Search the data below for the word "moins" and copy each line that holds it.

■ ■ ■ ■ ■

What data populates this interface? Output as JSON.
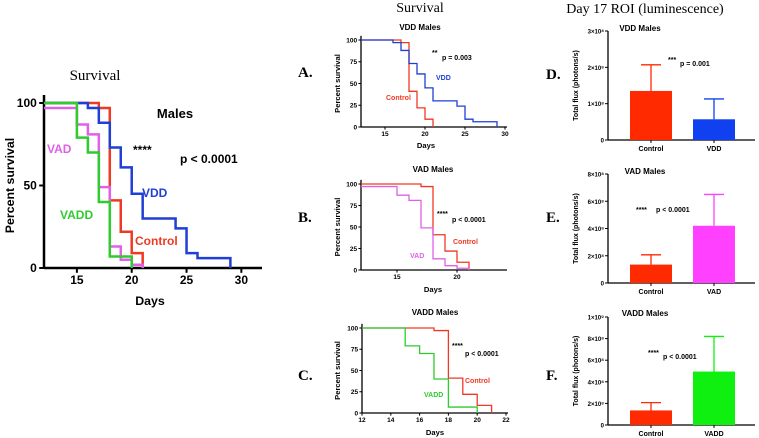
{
  "headers": {
    "left": "Survival",
    "middle": "Survival",
    "right": "Day 17 ROI (luminescence)"
  },
  "panel_letters": [
    "A.",
    "B.",
    "C.",
    "D.",
    "E.",
    "F."
  ],
  "chart_data": [
    {
      "id": "main",
      "type": "line",
      "step": true,
      "title": "Males",
      "xlabel": "Days",
      "ylabel": "Percent survival",
      "xlim": [
        12,
        31.7
      ],
      "ylim": [
        0,
        100
      ],
      "xticks": [
        15,
        20,
        25,
        30
      ],
      "yticks": [
        0,
        50,
        100
      ],
      "stars": "****",
      "pvalue": "p < 0.0001",
      "series": [
        {
          "name": "Control",
          "color": "#ee3a24",
          "points": [
            [
              12,
              100
            ],
            [
              17,
              97
            ],
            [
              18,
              41
            ],
            [
              19,
              22
            ],
            [
              20,
              9
            ],
            [
              21,
              0
            ]
          ]
        },
        {
          "name": "VDD",
          "color": "#1f3fd6",
          "points": [
            [
              12,
              100
            ],
            [
              16,
              97
            ],
            [
              17,
              88
            ],
            [
              18,
              73
            ],
            [
              19,
              61
            ],
            [
              20,
              45
            ],
            [
              21,
              30
            ],
            [
              24,
              24
            ],
            [
              25,
              9
            ],
            [
              26,
              6
            ],
            [
              29,
              0
            ]
          ]
        },
        {
          "name": "VAD",
          "color": "#e060e8",
          "points": [
            [
              12,
              97
            ],
            [
              15,
              87
            ],
            [
              16,
              81
            ],
            [
              17,
              49
            ],
            [
              18,
              13
            ],
            [
              19,
              5
            ],
            [
              20,
              2
            ],
            [
              21,
              0
            ]
          ]
        },
        {
          "name": "VADD",
          "color": "#2ecc2e",
          "points": [
            [
              12,
              100
            ],
            [
              15,
              79
            ],
            [
              16,
              70
            ],
            [
              17,
              40
            ],
            [
              18,
              7
            ],
            [
              20,
              0
            ]
          ]
        }
      ]
    },
    {
      "id": "A",
      "type": "line",
      "step": true,
      "title": "VDD Males",
      "xlabel": "Days",
      "ylabel": "Percent survival",
      "xlim": [
        12,
        30
      ],
      "ylim": [
        0,
        100
      ],
      "xticks": [
        15,
        20,
        25,
        30
      ],
      "yticks": [
        0,
        25,
        50,
        75,
        100
      ],
      "stars": "**",
      "pvalue": "p = 0.003",
      "series": [
        {
          "name": "Control",
          "color": "#ee3a24",
          "points": [
            [
              12,
              100
            ],
            [
              17,
              97
            ],
            [
              18,
              41
            ],
            [
              19,
              22
            ],
            [
              20,
              9
            ],
            [
              21,
              0
            ]
          ]
        },
        {
          "name": "VDD",
          "color": "#1f3fd6",
          "points": [
            [
              12,
              100
            ],
            [
              16,
              97
            ],
            [
              17,
              88
            ],
            [
              18,
              73
            ],
            [
              19,
              61
            ],
            [
              20,
              45
            ],
            [
              21,
              30
            ],
            [
              24,
              24
            ],
            [
              25,
              9
            ],
            [
              26,
              6
            ],
            [
              29,
              0
            ]
          ]
        }
      ]
    },
    {
      "id": "B",
      "type": "line",
      "step": true,
      "title": "VAD Males",
      "xlabel": "Days",
      "ylabel": "Percent survival",
      "xlim": [
        12,
        24
      ],
      "ylim": [
        0,
        100
      ],
      "xticks": [
        15,
        20
      ],
      "yticks": [
        0,
        25,
        50,
        75,
        100
      ],
      "stars": "****",
      "pvalue": "p < 0.0001",
      "series": [
        {
          "name": "Control",
          "color": "#ee3a24",
          "points": [
            [
              12,
              100
            ],
            [
              17,
              97
            ],
            [
              18,
              41
            ],
            [
              19,
              22
            ],
            [
              20,
              9
            ],
            [
              21,
              0
            ]
          ]
        },
        {
          "name": "VAD",
          "color": "#e060e8",
          "points": [
            [
              12,
              97
            ],
            [
              15,
              87
            ],
            [
              16,
              81
            ],
            [
              17,
              49
            ],
            [
              18,
              13
            ],
            [
              19,
              5
            ],
            [
              20,
              2
            ],
            [
              21,
              0
            ]
          ]
        }
      ]
    },
    {
      "id": "C",
      "type": "line",
      "step": true,
      "title": "VADD Males",
      "xlabel": "Days",
      "ylabel": "Percent survival",
      "xlim": [
        12,
        22
      ],
      "ylim": [
        0,
        100
      ],
      "xticks": [
        12,
        14,
        16,
        18,
        20,
        22
      ],
      "yticks": [
        0,
        25,
        50,
        75,
        100
      ],
      "stars": "****",
      "pvalue": "p < 0.0001",
      "series": [
        {
          "name": "Control",
          "color": "#ee3a24",
          "points": [
            [
              12,
              100
            ],
            [
              17,
              97
            ],
            [
              18,
              41
            ],
            [
              19,
              22
            ],
            [
              20,
              9
            ],
            [
              21,
              0
            ]
          ]
        },
        {
          "name": "VADD",
          "color": "#2ecc2e",
          "points": [
            [
              12,
              100
            ],
            [
              15,
              79
            ],
            [
              16,
              70
            ],
            [
              17,
              40
            ],
            [
              18,
              7
            ],
            [
              20,
              0
            ]
          ]
        }
      ]
    },
    {
      "id": "D",
      "type": "bar",
      "title": "VDD Males",
      "ylabel": "Total flux (photons/s)",
      "ylim": [
        0,
        300000000
      ],
      "yticks": [
        0,
        100000000,
        200000000,
        300000000
      ],
      "yticklabels": [
        "0",
        "1×10⁸",
        "2×10⁸",
        "3×10⁸"
      ],
      "categories": [
        "Control",
        "VDD"
      ],
      "values": [
        135000000,
        57000000
      ],
      "error_upper": [
        207000000,
        113000000
      ],
      "colors": [
        "#ff2a00",
        "#1040f0"
      ],
      "stars": "***",
      "pvalue": "p = 0.001"
    },
    {
      "id": "E",
      "type": "bar",
      "title": "VAD Males",
      "ylabel": "Total flux (photons/s)",
      "ylim": [
        0,
        800000000
      ],
      "yticks": [
        0,
        200000000,
        400000000,
        600000000,
        800000000
      ],
      "yticklabels": [
        "0",
        "2×10⁸",
        "4×10⁸",
        "6×10⁸",
        "8×10⁸"
      ],
      "categories": [
        "Control",
        "VAD"
      ],
      "values": [
        135000000,
        420000000
      ],
      "error_upper": [
        207000000,
        650000000
      ],
      "colors": [
        "#ff2a00",
        "#ff40ff"
      ],
      "stars": "****",
      "pvalue": "p < 0.0001"
    },
    {
      "id": "F",
      "type": "bar",
      "title": "VADD Males",
      "ylabel": "Total flux (photons/s)",
      "ylim": [
        0,
        1000000000
      ],
      "yticks": [
        0,
        200000000,
        400000000,
        600000000,
        800000000,
        1000000000
      ],
      "yticklabels": [
        "0",
        "2×10⁸",
        "4×10⁸",
        "6×10⁸",
        "8×10⁸",
        "1×10⁹"
      ],
      "categories": [
        "Control",
        "VADD"
      ],
      "values": [
        135000000,
        495000000
      ],
      "error_upper": [
        207000000,
        820000000
      ],
      "colors": [
        "#ff2a00",
        "#10f010"
      ],
      "stars": "****",
      "pvalue": "p < 0.0001"
    }
  ]
}
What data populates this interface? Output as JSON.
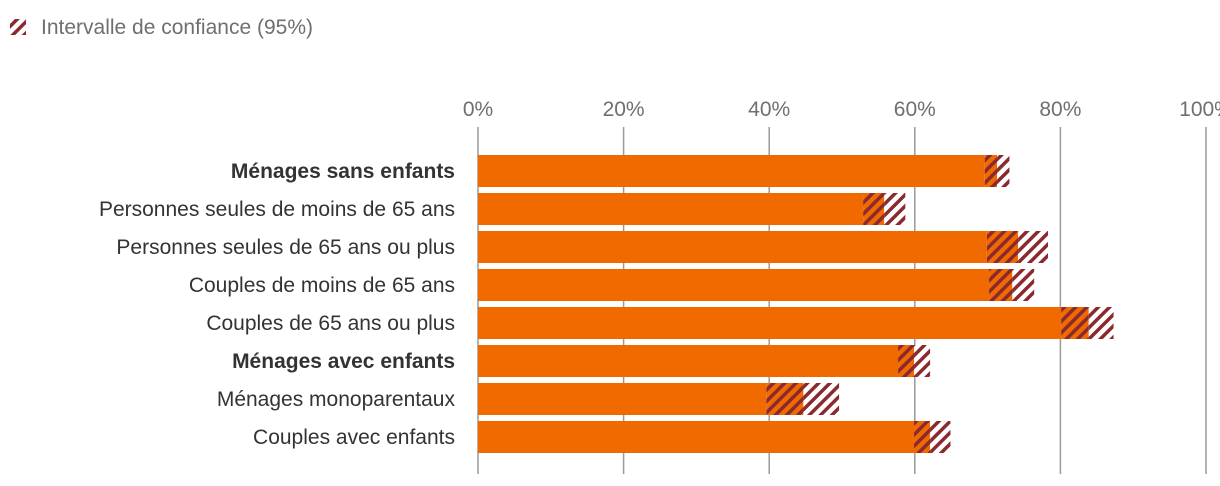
{
  "legend": {
    "label": "Intervalle de confiance (95%)",
    "icon": "hatched-swatch"
  },
  "colors": {
    "bar": "#f06a00",
    "ci_low_bg": "#f06a00",
    "ci_high_bg": "#ffffff",
    "ci_stripe": "#8b2a2e",
    "grid": "#9a9a9a",
    "tick_text": "#6f6f6f",
    "label_text": "#333333"
  },
  "chart_data": {
    "type": "bar",
    "orientation": "horizontal",
    "xlim": [
      0,
      100
    ],
    "x_ticks": [
      "0%",
      "20%",
      "40%",
      "60%",
      "80%",
      "100%"
    ],
    "x_tick_values": [
      0,
      20,
      40,
      60,
      80,
      100
    ],
    "grid": true,
    "legend_position": "top-left",
    "categories": [
      "Ménages sans enfants",
      "Personnes seules de moins de 65 ans",
      "Personnes seules de 65 ans ou plus",
      "Couples de moins de 65 ans",
      "Couples de 65 ans ou plus",
      "Ménages avec enfants",
      "Ménages monoparentaux",
      "Couples avec enfants"
    ],
    "bold_categories": [
      true,
      false,
      false,
      false,
      false,
      true,
      false,
      false
    ],
    "values": [
      71.3,
      55.8,
      74.2,
      73.4,
      83.9,
      59.9,
      44.7,
      62.1
    ],
    "ci_low": [
      69.6,
      52.9,
      69.9,
      70.2,
      80.1,
      57.7,
      39.6,
      59.9
    ],
    "ci_high": [
      73.0,
      58.7,
      78.3,
      76.4,
      87.3,
      62.1,
      49.6,
      64.9
    ]
  }
}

■ ■ ■ ■ ■

[IN RESPONSE]:
      "Personnes seules de moins de 65 ans",
      "Couples de moins de 65 ans",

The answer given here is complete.